THE RECORDS:
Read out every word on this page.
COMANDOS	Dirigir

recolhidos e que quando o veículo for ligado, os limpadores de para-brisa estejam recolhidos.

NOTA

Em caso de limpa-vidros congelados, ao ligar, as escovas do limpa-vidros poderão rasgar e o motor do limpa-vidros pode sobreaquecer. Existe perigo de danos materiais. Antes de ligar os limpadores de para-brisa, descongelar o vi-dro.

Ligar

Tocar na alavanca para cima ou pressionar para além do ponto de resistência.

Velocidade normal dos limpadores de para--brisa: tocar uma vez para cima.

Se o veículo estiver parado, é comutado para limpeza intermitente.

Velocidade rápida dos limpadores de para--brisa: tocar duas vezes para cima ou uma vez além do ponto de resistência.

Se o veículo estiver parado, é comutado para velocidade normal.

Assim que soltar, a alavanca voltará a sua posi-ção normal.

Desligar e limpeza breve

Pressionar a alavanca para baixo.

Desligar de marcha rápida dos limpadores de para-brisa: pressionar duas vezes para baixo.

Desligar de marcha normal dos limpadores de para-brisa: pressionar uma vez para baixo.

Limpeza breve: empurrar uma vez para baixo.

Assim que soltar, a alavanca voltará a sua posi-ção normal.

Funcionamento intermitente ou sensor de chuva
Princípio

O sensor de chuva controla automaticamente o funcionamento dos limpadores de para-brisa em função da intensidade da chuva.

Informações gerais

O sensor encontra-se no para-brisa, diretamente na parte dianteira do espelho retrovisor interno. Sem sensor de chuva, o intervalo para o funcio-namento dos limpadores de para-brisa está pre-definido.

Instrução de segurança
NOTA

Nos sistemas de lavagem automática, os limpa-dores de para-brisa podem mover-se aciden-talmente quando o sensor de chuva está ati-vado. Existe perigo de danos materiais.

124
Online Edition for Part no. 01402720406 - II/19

WHAT THE TASK ASKS:
Check each line of the entries above for the word "brisa". List the ones that have it.

OUTPUT:
recolhidos e que quando o veículo for ligado, os limpadores de para-brisa estejam recolhidos.
Em caso de limpa-vidros congelados, ao ligar, as escovas do limpa-vidros poderão rasgar e o motor do limpa-vidros pode sobreaquecer. Existe perigo de danos materiais. Antes de ligar os limpadores de para-brisa, descongelar o vi-dro.
Velocidade normal dos limpadores de para--brisa: tocar uma vez para cima.
Velocidade rápida dos limpadores de para--brisa: tocar duas vezes para cima ou uma vez além do ponto de resistência.
Desligar de marcha rápida dos limpadores de para-brisa: pressionar duas vezes para baixo.
Desligar de marcha normal dos limpadores de para-brisa: pressionar uma vez para baixo.
O sensor de chuva controla automaticamente o funcionamento dos limpadores de para-brisa em função da intensidade da chuva.
O sensor encontra-se no para-brisa, diretamente na parte dianteira do espelho retrovisor interno. Sem sensor de chuva, o intervalo para o funcio-namento dos limpadores de para-brisa está pre-definido.
Nos sistemas de lavagem automática, os limpa-dores de para-brisa podem mover-se aciden-talmente quando o sensor de chuva está ati-vado. Existe perigo de danos materiais.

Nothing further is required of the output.